----- Excerpted records -----

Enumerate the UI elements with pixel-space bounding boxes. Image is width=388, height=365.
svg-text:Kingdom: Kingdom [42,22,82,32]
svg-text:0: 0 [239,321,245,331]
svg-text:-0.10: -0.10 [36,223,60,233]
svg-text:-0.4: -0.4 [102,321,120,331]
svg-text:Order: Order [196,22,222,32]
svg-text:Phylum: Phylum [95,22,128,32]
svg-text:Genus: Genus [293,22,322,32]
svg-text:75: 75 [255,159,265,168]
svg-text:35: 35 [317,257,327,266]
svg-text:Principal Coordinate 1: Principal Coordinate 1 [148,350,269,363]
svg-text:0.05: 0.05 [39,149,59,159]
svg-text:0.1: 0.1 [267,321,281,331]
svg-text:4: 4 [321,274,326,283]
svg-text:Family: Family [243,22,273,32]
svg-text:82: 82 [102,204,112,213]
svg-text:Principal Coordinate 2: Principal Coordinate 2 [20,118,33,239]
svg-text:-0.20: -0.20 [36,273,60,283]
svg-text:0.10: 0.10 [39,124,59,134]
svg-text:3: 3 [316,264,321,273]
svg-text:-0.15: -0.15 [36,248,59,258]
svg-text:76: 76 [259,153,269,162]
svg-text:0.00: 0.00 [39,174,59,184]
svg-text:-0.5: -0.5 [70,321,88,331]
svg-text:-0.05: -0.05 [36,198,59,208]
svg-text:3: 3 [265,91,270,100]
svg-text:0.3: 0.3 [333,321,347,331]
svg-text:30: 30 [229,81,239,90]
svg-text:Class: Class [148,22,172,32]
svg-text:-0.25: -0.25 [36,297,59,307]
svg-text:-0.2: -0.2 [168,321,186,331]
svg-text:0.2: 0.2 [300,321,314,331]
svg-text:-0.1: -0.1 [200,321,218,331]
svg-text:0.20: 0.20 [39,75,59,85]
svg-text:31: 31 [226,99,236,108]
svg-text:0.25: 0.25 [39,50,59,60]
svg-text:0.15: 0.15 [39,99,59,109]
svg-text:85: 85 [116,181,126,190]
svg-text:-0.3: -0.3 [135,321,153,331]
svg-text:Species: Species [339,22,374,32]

-----

Return every item above without changing a single character, keeping the original order and line breaks.

* _Response below_:
Enumerate the UI elements with pixel-space bounding boxes. Image is width=388, height=365.
svg-text:Kingdom: Kingdom [42,22,82,32]
svg-text:0: 0 [239,321,245,331]
svg-text:-0.10: -0.10 [36,223,60,233]
svg-text:-0.4: -0.4 [102,321,120,331]
svg-text:Order: Order [196,22,222,32]
svg-text:Phylum: Phylum [95,22,128,32]
svg-text:Genus: Genus [293,22,322,32]
svg-text:75: 75 [255,159,265,168]
svg-text:35: 35 [317,257,327,266]
svg-text:Principal Coordinate 1: Principal Coordinate 1 [148,350,269,363]
svg-text:0.05: 0.05 [39,149,59,159]
svg-text:0.1: 0.1 [267,321,281,331]
svg-text:4: 4 [321,274,326,283]
svg-text:Family: Family [243,22,273,32]
svg-text:82: 82 [102,204,112,213]
svg-text:Principal Coordinate 2: Principal Coordinate 2 [20,118,33,239]
svg-text:-0.20: -0.20 [36,273,60,283]
svg-text:0.10: 0.10 [39,124,59,134]
svg-text:3: 3 [316,264,321,273]
svg-text:-0.15: -0.15 [36,248,59,258]
svg-text:76: 76 [259,153,269,162]
svg-text:0.00: 0.00 [39,174,59,184]
svg-text:-0.5: -0.5 [70,321,88,331]
svg-text:-0.05: -0.05 [36,198,59,208]
svg-text:3: 3 [265,91,270,100]
svg-text:0.3: 0.3 [333,321,347,331]
svg-text:30: 30 [229,81,239,90]
svg-text:Class: Class [148,22,172,32]
svg-text:-0.25: -0.25 [36,297,59,307]
svg-text:-0.2: -0.2 [168,321,186,331]
svg-text:0.2: 0.2 [300,321,314,331]
svg-text:-0.1: -0.1 [200,321,218,331]
svg-text:0.20: 0.20 [39,75,59,85]
svg-text:31: 31 [226,99,236,108]
svg-text:0.25: 0.25 [39,50,59,60]
svg-text:0.15: 0.15 [39,99,59,109]
svg-text:85: 85 [116,181,126,190]
svg-text:-0.3: -0.3 [135,321,153,331]
svg-text:Species: Species [339,22,374,32]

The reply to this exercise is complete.